▸ DATA SUPPLIED:
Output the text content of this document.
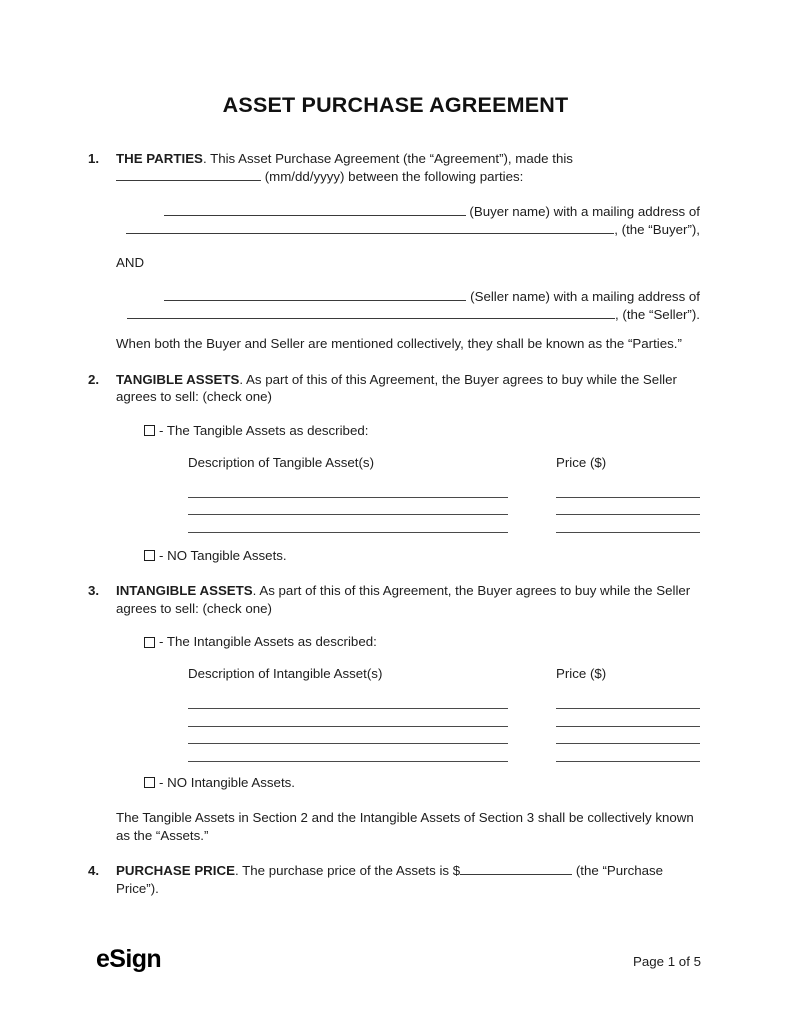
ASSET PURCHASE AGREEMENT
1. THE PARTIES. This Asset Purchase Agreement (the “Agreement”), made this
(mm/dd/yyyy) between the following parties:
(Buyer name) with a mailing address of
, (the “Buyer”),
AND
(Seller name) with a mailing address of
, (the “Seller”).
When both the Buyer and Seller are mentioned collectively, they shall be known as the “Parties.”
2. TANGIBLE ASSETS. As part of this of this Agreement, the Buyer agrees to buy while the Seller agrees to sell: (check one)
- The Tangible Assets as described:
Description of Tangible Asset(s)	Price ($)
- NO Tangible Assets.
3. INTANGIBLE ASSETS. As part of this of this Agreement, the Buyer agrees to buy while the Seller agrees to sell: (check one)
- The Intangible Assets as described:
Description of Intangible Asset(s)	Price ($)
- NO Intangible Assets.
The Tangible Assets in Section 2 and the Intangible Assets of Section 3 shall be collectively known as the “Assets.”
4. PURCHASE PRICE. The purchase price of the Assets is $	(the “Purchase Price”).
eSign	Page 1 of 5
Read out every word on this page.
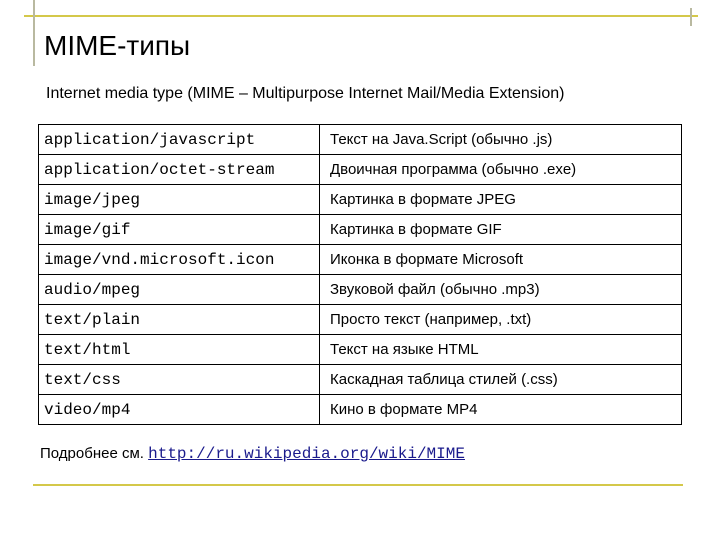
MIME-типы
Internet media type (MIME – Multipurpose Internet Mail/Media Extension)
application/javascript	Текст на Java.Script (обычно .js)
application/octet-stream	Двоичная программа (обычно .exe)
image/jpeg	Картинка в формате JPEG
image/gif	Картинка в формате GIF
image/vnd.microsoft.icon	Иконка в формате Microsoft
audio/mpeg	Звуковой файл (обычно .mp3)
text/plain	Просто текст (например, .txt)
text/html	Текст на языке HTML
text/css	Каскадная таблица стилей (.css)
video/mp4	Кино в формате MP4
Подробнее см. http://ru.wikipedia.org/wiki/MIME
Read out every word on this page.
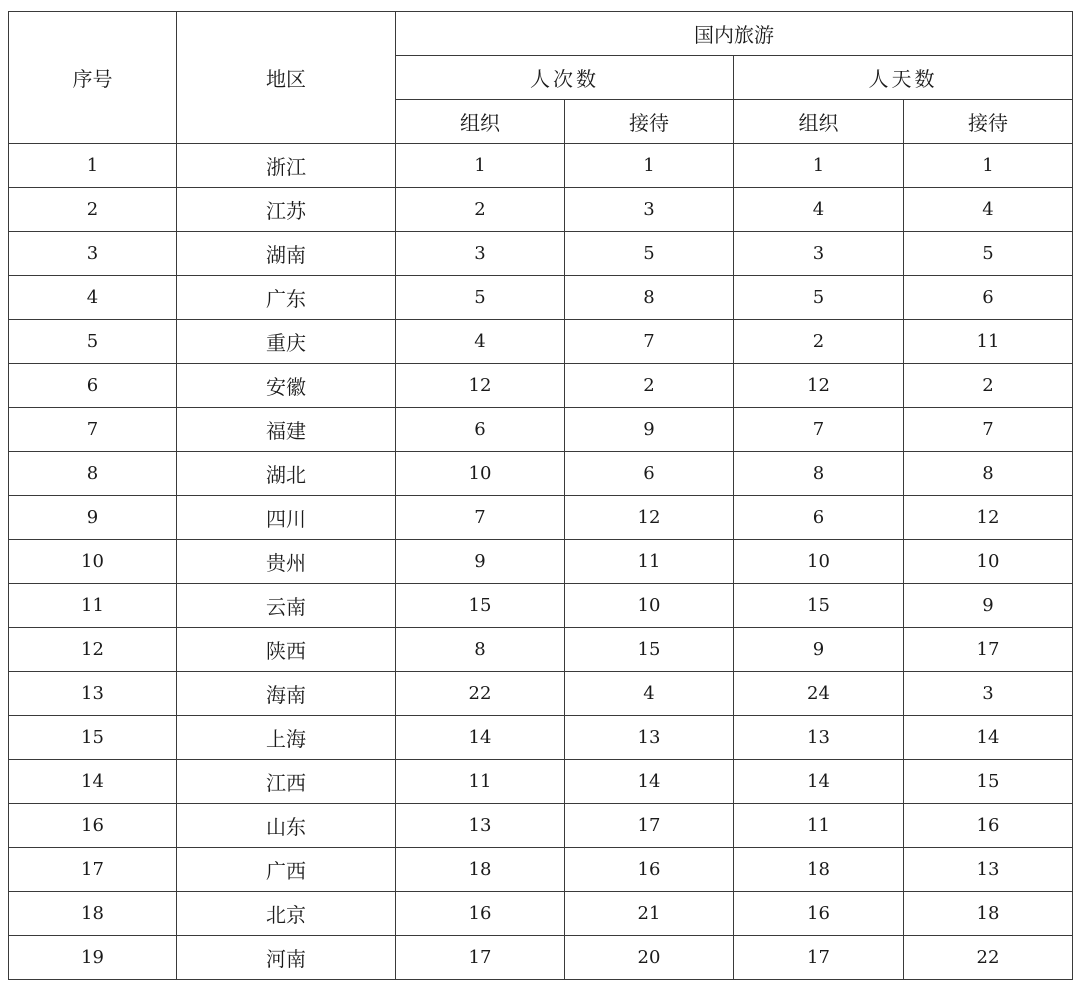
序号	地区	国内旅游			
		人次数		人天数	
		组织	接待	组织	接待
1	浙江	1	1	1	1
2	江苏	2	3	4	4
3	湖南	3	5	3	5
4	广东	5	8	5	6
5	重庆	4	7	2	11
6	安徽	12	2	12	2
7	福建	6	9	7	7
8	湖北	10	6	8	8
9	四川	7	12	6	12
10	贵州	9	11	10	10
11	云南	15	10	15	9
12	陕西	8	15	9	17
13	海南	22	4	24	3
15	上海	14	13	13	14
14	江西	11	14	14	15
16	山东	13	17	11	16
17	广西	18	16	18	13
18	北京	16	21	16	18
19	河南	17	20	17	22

▸ TASK TO CARRY OUT:
Leave out the pictures and output every record above precisely as given.

▸ THE RESULT:
Output the text content of this document.
ASSET PURCHASE AGREEMENT
1. THE PARTIES. This Asset Purchase Agreement (the “Agreement”), made this
(mm/dd/yyyy) between the following parties:
(Buyer name) with a mailing address of
, (the “Buyer”),
AND
(Seller name) with a mailing address of
, (the “Seller”).
When both the Buyer and Seller are mentioned collectively, they shall be known as the “Parties.”
2. TANGIBLE ASSETS. As part of this of this Agreement, the Buyer agrees to buy while the Seller agrees to sell: (check one)
- The Tangible Assets as described:
Description of Tangible Asset(s)	Price ($)
- NO Tangible Assets.
3. INTANGIBLE ASSETS. As part of this of this Agreement, the Buyer agrees to buy while the Seller agrees to sell: (check one)
- The Intangible Assets as described:
Description of Intangible Asset(s)	Price ($)
- NO Intangible Assets.
The Tangible Assets in Section 2 and the Intangible Assets of Section 3 shall be collectively known as the “Assets.”
4. PURCHASE PRICE. The purchase price of the Assets is $	(the “Purchase Price”).
eSign	Page 1 of 5
Read out every word on this page.
MIME-типы
Internet media type (MIME – Multipurpose Internet Mail/Media Extension)
application/javascript	Текст на Java.Script (обычно .js)
application/octet-stream	Двоичная программа (обычно .exe)
image/jpeg	Картинка в формате JPEG
image/gif	Картинка в формате GIF
image/vnd.microsoft.icon	Иконка в формате Microsoft
audio/mpeg	Звуковой файл (обычно .mp3)
text/plain	Просто текст (например, .txt)
text/html	Текст на языке HTML
text/css	Каскадная таблица стилей (.css)
video/mp4	Кино в формате MP4
Подробнее см. http://ru.wikipedia.org/wiki/MIME
Read out every word on this page.
序号	地区	国内旅游			
		人次数		人天数	
		组织	接待	组织	接待
1	浙江	1	1	1	1
2	江苏	2	3	4	4
3	湖南	3	5	3	5
4	广东	5	8	5	6
5	重庆	4	7	2	11
6	安徽	12	2	12	2
7	福建	6	9	7	7
8	湖北	10	6	8	8
9	四川	7	12	6	12
10	贵州	9	11	10	10
11	云南	15	10	15	9
12	陕西	8	15	9	17
13	海南	22	4	24	3
15	上海	14	13	13	14
14	江西	11	14	14	15
16	山东	13	17	11	16
17	广西	18	16	18	13
18	北京	16	21	16	18
19	河南	17	20	17	22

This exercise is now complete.